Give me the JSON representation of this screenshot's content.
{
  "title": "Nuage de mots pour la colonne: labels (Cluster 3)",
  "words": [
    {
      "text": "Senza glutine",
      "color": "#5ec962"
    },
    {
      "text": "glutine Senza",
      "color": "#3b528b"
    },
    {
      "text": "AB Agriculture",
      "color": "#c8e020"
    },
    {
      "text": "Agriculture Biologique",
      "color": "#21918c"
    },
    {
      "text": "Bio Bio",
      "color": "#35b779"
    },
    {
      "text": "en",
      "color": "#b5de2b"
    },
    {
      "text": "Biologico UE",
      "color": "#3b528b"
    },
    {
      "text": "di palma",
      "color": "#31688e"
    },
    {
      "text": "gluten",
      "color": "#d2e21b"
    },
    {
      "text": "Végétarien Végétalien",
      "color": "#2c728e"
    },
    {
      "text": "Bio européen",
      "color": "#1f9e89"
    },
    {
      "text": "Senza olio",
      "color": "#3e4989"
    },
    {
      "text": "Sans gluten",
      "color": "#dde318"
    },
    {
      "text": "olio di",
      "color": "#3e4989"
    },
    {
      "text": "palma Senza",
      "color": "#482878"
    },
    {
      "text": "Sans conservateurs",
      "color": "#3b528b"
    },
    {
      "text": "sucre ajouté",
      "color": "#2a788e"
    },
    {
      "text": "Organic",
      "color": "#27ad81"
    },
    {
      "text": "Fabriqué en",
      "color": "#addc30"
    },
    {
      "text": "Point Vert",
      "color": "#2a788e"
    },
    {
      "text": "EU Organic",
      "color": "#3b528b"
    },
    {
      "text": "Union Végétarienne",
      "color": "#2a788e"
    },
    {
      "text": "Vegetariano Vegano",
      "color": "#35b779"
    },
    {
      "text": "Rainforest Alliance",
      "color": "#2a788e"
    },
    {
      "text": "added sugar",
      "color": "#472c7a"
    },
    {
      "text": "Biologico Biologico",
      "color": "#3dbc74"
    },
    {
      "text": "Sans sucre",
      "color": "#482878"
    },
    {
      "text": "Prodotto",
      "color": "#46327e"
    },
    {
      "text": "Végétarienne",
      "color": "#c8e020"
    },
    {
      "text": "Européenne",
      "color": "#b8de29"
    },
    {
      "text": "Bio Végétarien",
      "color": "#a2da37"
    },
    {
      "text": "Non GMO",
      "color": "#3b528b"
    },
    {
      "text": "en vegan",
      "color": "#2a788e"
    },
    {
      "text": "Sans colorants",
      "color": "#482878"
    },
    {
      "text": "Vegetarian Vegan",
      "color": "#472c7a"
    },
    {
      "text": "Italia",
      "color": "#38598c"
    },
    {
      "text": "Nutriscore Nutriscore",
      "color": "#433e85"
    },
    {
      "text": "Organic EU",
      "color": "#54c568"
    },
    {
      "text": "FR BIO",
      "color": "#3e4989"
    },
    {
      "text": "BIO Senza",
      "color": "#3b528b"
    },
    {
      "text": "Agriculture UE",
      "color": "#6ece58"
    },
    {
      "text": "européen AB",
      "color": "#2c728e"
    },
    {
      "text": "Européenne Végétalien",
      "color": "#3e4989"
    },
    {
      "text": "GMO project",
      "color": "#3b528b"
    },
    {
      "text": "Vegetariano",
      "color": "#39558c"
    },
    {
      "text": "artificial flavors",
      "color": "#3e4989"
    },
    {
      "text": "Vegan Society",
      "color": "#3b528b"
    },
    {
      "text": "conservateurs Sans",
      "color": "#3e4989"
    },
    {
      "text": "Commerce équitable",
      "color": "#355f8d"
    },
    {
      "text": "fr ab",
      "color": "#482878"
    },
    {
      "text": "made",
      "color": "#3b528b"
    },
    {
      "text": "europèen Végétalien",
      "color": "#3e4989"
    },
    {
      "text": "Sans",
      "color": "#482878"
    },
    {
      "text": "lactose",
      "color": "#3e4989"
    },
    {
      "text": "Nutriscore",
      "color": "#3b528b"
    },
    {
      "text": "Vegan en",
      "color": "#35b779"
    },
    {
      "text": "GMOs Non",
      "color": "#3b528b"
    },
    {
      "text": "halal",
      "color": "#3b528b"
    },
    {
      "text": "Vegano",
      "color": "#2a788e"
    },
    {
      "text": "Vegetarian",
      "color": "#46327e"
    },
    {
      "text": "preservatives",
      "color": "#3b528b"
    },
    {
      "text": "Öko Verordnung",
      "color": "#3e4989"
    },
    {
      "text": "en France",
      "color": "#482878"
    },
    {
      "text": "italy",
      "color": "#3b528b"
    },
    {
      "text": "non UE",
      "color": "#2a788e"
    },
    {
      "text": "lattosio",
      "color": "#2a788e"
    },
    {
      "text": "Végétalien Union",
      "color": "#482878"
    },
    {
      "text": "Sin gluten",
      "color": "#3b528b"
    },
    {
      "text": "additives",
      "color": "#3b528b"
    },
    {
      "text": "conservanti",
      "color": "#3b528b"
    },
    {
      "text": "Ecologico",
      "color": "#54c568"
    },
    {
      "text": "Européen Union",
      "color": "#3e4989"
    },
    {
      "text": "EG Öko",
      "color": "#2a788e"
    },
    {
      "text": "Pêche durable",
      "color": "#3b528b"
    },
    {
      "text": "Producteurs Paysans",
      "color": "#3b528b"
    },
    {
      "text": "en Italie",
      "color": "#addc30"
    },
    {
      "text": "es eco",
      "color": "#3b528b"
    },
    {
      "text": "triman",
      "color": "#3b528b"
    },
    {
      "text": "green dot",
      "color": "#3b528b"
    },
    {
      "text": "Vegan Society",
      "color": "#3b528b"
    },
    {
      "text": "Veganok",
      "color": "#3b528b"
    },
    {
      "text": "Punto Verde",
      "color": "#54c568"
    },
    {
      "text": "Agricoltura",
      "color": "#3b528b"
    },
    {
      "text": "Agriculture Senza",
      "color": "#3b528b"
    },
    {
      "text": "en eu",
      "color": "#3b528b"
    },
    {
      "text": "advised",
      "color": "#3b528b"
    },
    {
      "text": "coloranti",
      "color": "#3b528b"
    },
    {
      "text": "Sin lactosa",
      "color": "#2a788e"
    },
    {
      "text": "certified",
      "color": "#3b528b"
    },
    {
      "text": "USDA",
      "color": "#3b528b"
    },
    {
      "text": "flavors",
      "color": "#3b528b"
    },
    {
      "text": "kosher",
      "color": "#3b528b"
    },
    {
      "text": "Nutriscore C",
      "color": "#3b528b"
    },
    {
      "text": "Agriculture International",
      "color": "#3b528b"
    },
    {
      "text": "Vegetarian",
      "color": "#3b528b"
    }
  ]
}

**Aim of the task**
Retype the records that precede this task, keeping them exactly the same.

**Response**
Give me the JSON representation of this screenshot's content.
{
  "title": "Nuage de mots pour la colonne: labels (Cluster 3)",
  "words": [
    {
      "text": "Senza glutine",
      "color": "#5ec962"
    },
    {
      "text": "glutine Senza",
      "color": "#3b528b"
    },
    {
      "text": "AB Agriculture",
      "color": "#c8e020"
    },
    {
      "text": "Agriculture Biologique",
      "color": "#21918c"
    },
    {
      "text": "Bio Bio",
      "color": "#35b779"
    },
    {
      "text": "en",
      "color": "#b5de2b"
    },
    {
      "text": "Biologico UE",
      "color": "#3b528b"
    },
    {
      "text": "di palma",
      "color": "#31688e"
    },
    {
      "text": "gluten",
      "color": "#d2e21b"
    },
    {
      "text": "Végétarien Végétalien",
      "color": "#2c728e"
    },
    {
      "text": "Bio européen",
      "color": "#1f9e89"
    },
    {
      "text": "Senza olio",
      "color": "#3e4989"
    },
    {
      "text": "Sans gluten",
      "color": "#dde318"
    },
    {
      "text": "olio di",
      "color": "#3e4989"
    },
    {
      "text": "palma Senza",
      "color": "#482878"
    },
    {
      "text": "Sans conservateurs",
      "color": "#3b528b"
    },
    {
      "text": "sucre ajouté",
      "color": "#2a788e"
    },
    {
      "text": "Organic",
      "color": "#27ad81"
    },
    {
      "text": "Fabriqué en",
      "color": "#addc30"
    },
    {
      "text": "Point Vert",
      "color": "#2a788e"
    },
    {
      "text": "EU Organic",
      "color": "#3b528b"
    },
    {
      "text": "Union Végétarienne",
      "color": "#2a788e"
    },
    {
      "text": "Vegetariano Vegano",
      "color": "#35b779"
    },
    {
      "text": "Rainforest Alliance",
      "color": "#2a788e"
    },
    {
      "text": "added sugar",
      "color": "#472c7a"
    },
    {
      "text": "Biologico Biologico",
      "color": "#3dbc74"
    },
    {
      "text": "Sans sucre",
      "color": "#482878"
    },
    {
      "text": "Prodotto",
      "color": "#46327e"
    },
    {
      "text": "Végétarienne",
      "color": "#c8e020"
    },
    {
      "text": "Européenne",
      "color": "#b8de29"
    },
    {
      "text": "Bio Végétarien",
      "color": "#a2da37"
    },
    {
      "text": "Non GMO",
      "color": "#3b528b"
    },
    {
      "text": "en vegan",
      "color": "#2a788e"
    },
    {
      "text": "Sans colorants",
      "color": "#482878"
    },
    {
      "text": "Vegetarian Vegan",
      "color": "#472c7a"
    },
    {
      "text": "Italia",
      "color": "#38598c"
    },
    {
      "text": "Nutriscore Nutriscore",
      "color": "#433e85"
    },
    {
      "text": "Organic EU",
      "color": "#54c568"
    },
    {
      "text": "FR BIO",
      "color": "#3e4989"
    },
    {
      "text": "BIO Senza",
      "color": "#3b528b"
    },
    {
      "text": "Agriculture UE",
      "color": "#6ece58"
    },
    {
      "text": "européen AB",
      "color": "#2c728e"
    },
    {
      "text": "Européenne Végétalien",
      "color": "#3e4989"
    },
    {
      "text": "GMO project",
      "color": "#3b528b"
    },
    {
      "text": "Vegetariano",
      "color": "#39558c"
    },
    {
      "text": "artificial flavors",
      "color": "#3e4989"
    },
    {
      "text": "Vegan Society",
      "color": "#3b528b"
    },
    {
      "text": "conservateurs Sans",
      "color": "#3e4989"
    },
    {
      "text": "Commerce équitable",
      "color": "#355f8d"
    },
    {
      "text": "fr ab",
      "color": "#482878"
    },
    {
      "text": "made",
      "color": "#3b528b"
    },
    {
      "text": "europèen Végétalien",
      "color": "#3e4989"
    },
    {
      "text": "Sans",
      "color": "#482878"
    },
    {
      "text": "lactose",
      "color": "#3e4989"
    },
    {
      "text": "Nutriscore",
      "color": "#3b528b"
    },
    {
      "text": "Vegan en",
      "color": "#35b779"
    },
    {
      "text": "GMOs Non",
      "color": "#3b528b"
    },
    {
      "text": "halal",
      "color": "#3b528b"
    },
    {
      "text": "Vegano",
      "color": "#2a788e"
    },
    {
      "text": "Vegetarian",
      "color": "#46327e"
    },
    {
      "text": "preservatives",
      "color": "#3b528b"
    },
    {
      "text": "Öko Verordnung",
      "color": "#3e4989"
    },
    {
      "text": "en France",
      "color": "#482878"
    },
    {
      "text": "italy",
      "color": "#3b528b"
    },
    {
      "text": "non UE",
      "color": "#2a788e"
    },
    {
      "text": "lattosio",
      "color": "#2a788e"
    },
    {
      "text": "Végétalien Union",
      "color": "#482878"
    },
    {
      "text": "Sin gluten",
      "color": "#3b528b"
    },
    {
      "text": "additives",
      "color": "#3b528b"
    },
    {
      "text": "conservanti",
      "color": "#3b528b"
    },
    {
      "text": "Ecologico",
      "color": "#54c568"
    },
    {
      "text": "Européen Union",
      "color": "#3e4989"
    },
    {
      "text": "EG Öko",
      "color": "#2a788e"
    },
    {
      "text": "Pêche durable",
      "color": "#3b528b"
    },
    {
      "text": "Producteurs Paysans",
      "color": "#3b528b"
    },
    {
      "text": "en Italie",
      "color": "#addc30"
    },
    {
      "text": "es eco",
      "color": "#3b528b"
    },
    {
      "text": "triman",
      "color": "#3b528b"
    },
    {
      "text": "green dot",
      "color": "#3b528b"
    },
    {
      "text": "Vegan Society",
      "color": "#3b528b"
    },
    {
      "text": "Veganok",
      "color": "#3b528b"
    },
    {
      "text": "Punto Verde",
      "color": "#54c568"
    },
    {
      "text": "Agricoltura",
      "color": "#3b528b"
    },
    {
      "text": "Agriculture Senza",
      "color": "#3b528b"
    },
    {
      "text": "en eu",
      "color": "#3b528b"
    },
    {
      "text": "advised",
      "color": "#3b528b"
    },
    {
      "text": "coloranti",
      "color": "#3b528b"
    },
    {
      "text": "Sin lactosa",
      "color": "#2a788e"
    },
    {
      "text": "certified",
      "color": "#3b528b"
    },
    {
      "text": "USDA",
      "color": "#3b528b"
    },
    {
      "text": "flavors",
      "color": "#3b528b"
    },
    {
      "text": "kosher",
      "color": "#3b528b"
    },
    {
      "text": "Nutriscore C",
      "color": "#3b528b"
    },
    {
      "text": "Agriculture International",
      "color": "#3b528b"
    },
    {
      "text": "Vegetarian",
      "color": "#3b528b"
    }
  ]
}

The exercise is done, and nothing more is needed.